Exercise goal → What follows is a listing; give it again exactly, in its entirety.

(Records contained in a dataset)
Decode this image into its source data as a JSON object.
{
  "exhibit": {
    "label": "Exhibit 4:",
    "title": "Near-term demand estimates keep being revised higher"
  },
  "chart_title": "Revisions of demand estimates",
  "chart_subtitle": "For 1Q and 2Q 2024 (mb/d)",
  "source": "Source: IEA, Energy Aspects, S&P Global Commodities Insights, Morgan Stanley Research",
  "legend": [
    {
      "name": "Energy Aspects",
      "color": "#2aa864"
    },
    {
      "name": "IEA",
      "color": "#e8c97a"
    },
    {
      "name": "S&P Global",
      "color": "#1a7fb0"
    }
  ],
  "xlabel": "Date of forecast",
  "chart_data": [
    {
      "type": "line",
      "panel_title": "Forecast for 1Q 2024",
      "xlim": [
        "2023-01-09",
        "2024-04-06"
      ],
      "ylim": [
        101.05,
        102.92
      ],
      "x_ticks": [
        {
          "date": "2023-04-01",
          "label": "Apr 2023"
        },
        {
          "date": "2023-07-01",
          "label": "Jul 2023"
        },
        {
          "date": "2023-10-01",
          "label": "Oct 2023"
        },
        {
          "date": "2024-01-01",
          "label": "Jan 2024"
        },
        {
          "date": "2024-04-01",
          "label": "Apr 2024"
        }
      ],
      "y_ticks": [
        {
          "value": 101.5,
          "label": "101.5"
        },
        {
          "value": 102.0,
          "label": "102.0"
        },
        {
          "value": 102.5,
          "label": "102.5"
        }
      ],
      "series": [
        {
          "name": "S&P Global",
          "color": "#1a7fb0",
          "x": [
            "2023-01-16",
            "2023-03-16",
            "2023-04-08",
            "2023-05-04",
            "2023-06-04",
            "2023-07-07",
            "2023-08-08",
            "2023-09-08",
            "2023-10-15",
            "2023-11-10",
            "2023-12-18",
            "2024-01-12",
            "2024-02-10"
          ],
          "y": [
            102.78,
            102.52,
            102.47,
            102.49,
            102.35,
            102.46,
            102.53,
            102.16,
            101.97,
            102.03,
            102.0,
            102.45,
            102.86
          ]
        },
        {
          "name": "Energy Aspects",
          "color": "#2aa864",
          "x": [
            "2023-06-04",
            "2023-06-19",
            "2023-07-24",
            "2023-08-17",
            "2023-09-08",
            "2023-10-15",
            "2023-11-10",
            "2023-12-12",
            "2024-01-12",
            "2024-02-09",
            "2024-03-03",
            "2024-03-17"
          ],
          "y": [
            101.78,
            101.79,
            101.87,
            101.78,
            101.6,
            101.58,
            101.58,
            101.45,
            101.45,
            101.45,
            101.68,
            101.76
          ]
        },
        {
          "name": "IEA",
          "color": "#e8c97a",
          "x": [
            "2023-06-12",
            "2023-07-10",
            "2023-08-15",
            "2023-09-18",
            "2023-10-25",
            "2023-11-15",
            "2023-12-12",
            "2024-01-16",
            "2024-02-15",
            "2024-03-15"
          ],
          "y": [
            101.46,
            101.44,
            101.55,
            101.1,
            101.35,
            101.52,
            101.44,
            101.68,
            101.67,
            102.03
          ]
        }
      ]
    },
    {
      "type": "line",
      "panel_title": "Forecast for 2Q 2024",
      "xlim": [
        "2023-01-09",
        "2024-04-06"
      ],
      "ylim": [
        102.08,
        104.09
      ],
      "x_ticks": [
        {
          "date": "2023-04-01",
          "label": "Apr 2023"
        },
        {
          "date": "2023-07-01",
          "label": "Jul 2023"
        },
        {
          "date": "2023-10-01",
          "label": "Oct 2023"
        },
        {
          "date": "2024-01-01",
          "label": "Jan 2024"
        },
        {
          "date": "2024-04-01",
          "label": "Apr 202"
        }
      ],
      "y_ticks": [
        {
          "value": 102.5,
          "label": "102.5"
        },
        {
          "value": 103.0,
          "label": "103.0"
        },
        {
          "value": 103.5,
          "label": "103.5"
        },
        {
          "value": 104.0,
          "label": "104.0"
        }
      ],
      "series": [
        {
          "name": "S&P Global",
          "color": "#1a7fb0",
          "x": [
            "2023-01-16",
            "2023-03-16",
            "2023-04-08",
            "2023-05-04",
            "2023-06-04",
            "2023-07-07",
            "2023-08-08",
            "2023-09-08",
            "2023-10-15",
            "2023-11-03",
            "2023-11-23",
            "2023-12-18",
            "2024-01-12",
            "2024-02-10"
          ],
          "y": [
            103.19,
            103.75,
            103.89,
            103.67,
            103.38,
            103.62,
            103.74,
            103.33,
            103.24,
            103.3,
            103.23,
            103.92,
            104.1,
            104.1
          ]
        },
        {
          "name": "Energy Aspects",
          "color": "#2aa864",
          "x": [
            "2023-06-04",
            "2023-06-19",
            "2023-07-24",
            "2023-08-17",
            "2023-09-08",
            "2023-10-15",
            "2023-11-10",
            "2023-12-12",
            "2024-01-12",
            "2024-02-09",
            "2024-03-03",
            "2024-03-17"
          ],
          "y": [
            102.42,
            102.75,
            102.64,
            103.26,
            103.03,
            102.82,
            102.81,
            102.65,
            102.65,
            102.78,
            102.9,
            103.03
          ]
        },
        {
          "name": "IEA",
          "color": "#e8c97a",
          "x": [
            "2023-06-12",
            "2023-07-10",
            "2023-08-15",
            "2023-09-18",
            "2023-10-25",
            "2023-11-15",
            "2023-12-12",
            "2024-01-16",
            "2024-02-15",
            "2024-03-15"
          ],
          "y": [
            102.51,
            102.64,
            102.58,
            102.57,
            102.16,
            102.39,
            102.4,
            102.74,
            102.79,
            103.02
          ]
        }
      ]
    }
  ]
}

Written answer →
Decode this image into its source data as a JSON object.
{
  "exhibit": {
    "label": "Exhibit 4:",
    "title": "Near-term demand estimates keep being revised higher"
  },
  "chart_title": "Revisions of demand estimates",
  "chart_subtitle": "For 1Q and 2Q 2024 (mb/d)",
  "source": "Source: IEA, Energy Aspects, S&P Global Commodities Insights, Morgan Stanley Research",
  "legend": [
    {
      "name": "Energy Aspects",
      "color": "#2aa864"
    },
    {
      "name": "IEA",
      "color": "#e8c97a"
    },
    {
      "name": "S&P Global",
      "color": "#1a7fb0"
    }
  ],
  "xlabel": "Date of forecast",
  "chart_data": [
    {
      "type": "line",
      "panel_title": "Forecast for 1Q 2024",
      "xlim": [
        "2023-01-09",
        "2024-04-06"
      ],
      "ylim": [
        101.05,
        102.92
      ],
      "x_ticks": [
        {
          "date": "2023-04-01",
          "label": "Apr 2023"
        },
        {
          "date": "2023-07-01",
          "label": "Jul 2023"
        },
        {
          "date": "2023-10-01",
          "label": "Oct 2023"
        },
        {
          "date": "2024-01-01",
          "label": "Jan 2024"
        },
        {
          "date": "2024-04-01",
          "label": "Apr 2024"
        }
      ],
      "y_ticks": [
        {
          "value": 101.5,
          "label": "101.5"
        },
        {
          "value": 102.0,
          "label": "102.0"
        },
        {
          "value": 102.5,
          "label": "102.5"
        }
      ],
      "series": [
        {
          "name": "S&P Global",
          "color": "#1a7fb0",
          "x": [
            "2023-01-16",
            "2023-03-16",
            "2023-04-08",
            "2023-05-04",
            "2023-06-04",
            "2023-07-07",
            "2023-08-08",
            "2023-09-08",
            "2023-10-15",
            "2023-11-10",
            "2023-12-18",
            "2024-01-12",
            "2024-02-10"
          ],
          "y": [
            102.78,
            102.52,
            102.47,
            102.49,
            102.35,
            102.46,
            102.53,
            102.16,
            101.97,
            102.03,
            102.0,
            102.45,
            102.86
          ]
        },
        {
          "name": "Energy Aspects",
          "color": "#2aa864",
          "x": [
            "2023-06-04",
            "2023-06-19",
            "2023-07-24",
            "2023-08-17",
            "2023-09-08",
            "2023-10-15",
            "2023-11-10",
            "2023-12-12",
            "2024-01-12",
            "2024-02-09",
            "2024-03-03",
            "2024-03-17"
          ],
          "y": [
            101.78,
            101.79,
            101.87,
            101.78,
            101.6,
            101.58,
            101.58,
            101.45,
            101.45,
            101.45,
            101.68,
            101.76
          ]
        },
        {
          "name": "IEA",
          "color": "#e8c97a",
          "x": [
            "2023-06-12",
            "2023-07-10",
            "2023-08-15",
            "2023-09-18",
            "2023-10-25",
            "2023-11-15",
            "2023-12-12",
            "2024-01-16",
            "2024-02-15",
            "2024-03-15"
          ],
          "y": [
            101.46,
            101.44,
            101.55,
            101.1,
            101.35,
            101.52,
            101.44,
            101.68,
            101.67,
            102.03
          ]
        }
      ]
    },
    {
      "type": "line",
      "panel_title": "Forecast for 2Q 2024",
      "xlim": [
        "2023-01-09",
        "2024-04-06"
      ],
      "ylim": [
        102.08,
        104.09
      ],
      "x_ticks": [
        {
          "date": "2023-04-01",
          "label": "Apr 2023"
        },
        {
          "date": "2023-07-01",
          "label": "Jul 2023"
        },
        {
          "date": "2023-10-01",
          "label": "Oct 2023"
        },
        {
          "date": "2024-01-01",
          "label": "Jan 2024"
        },
        {
          "date": "2024-04-01",
          "label": "Apr 202"
        }
      ],
      "y_ticks": [
        {
          "value": 102.5,
          "label": "102.5"
        },
        {
          "value": 103.0,
          "label": "103.0"
        },
        {
          "value": 103.5,
          "label": "103.5"
        },
        {
          "value": 104.0,
          "label": "104.0"
        }
      ],
      "series": [
        {
          "name": "S&P Global",
          "color": "#1a7fb0",
          "x": [
            "2023-01-16",
            "2023-03-16",
            "2023-04-08",
            "2023-05-04",
            "2023-06-04",
            "2023-07-07",
            "2023-08-08",
            "2023-09-08",
            "2023-10-15",
            "2023-11-03",
            "2023-11-23",
            "2023-12-18",
            "2024-01-12",
            "2024-02-10"
          ],
          "y": [
            103.19,
            103.75,
            103.89,
            103.67,
            103.38,
            103.62,
            103.74,
            103.33,
            103.24,
            103.3,
            103.23,
            103.92,
            104.1,
            104.1
          ]
        },
        {
          "name": "Energy Aspects",
          "color": "#2aa864",
          "x": [
            "2023-06-04",
            "2023-06-19",
            "2023-07-24",
            "2023-08-17",
            "2023-09-08",
            "2023-10-15",
            "2023-11-10",
            "2023-12-12",
            "2024-01-12",
            "2024-02-09",
            "2024-03-03",
            "2024-03-17"
          ],
          "y": [
            102.42,
            102.75,
            102.64,
            103.26,
            103.03,
            102.82,
            102.81,
            102.65,
            102.65,
            102.78,
            102.9,
            103.03
          ]
        },
        {
          "name": "IEA",
          "color": "#e8c97a",
          "x": [
            "2023-06-12",
            "2023-07-10",
            "2023-08-15",
            "2023-09-18",
            "2023-10-25",
            "2023-11-15",
            "2023-12-12",
            "2024-01-16",
            "2024-02-15",
            "2024-03-15"
          ],
          "y": [
            102.51,
            102.64,
            102.58,
            102.57,
            102.16,
            102.39,
            102.4,
            102.74,
            102.79,
            103.02
          ]
        }
      ]
    }
  ]
}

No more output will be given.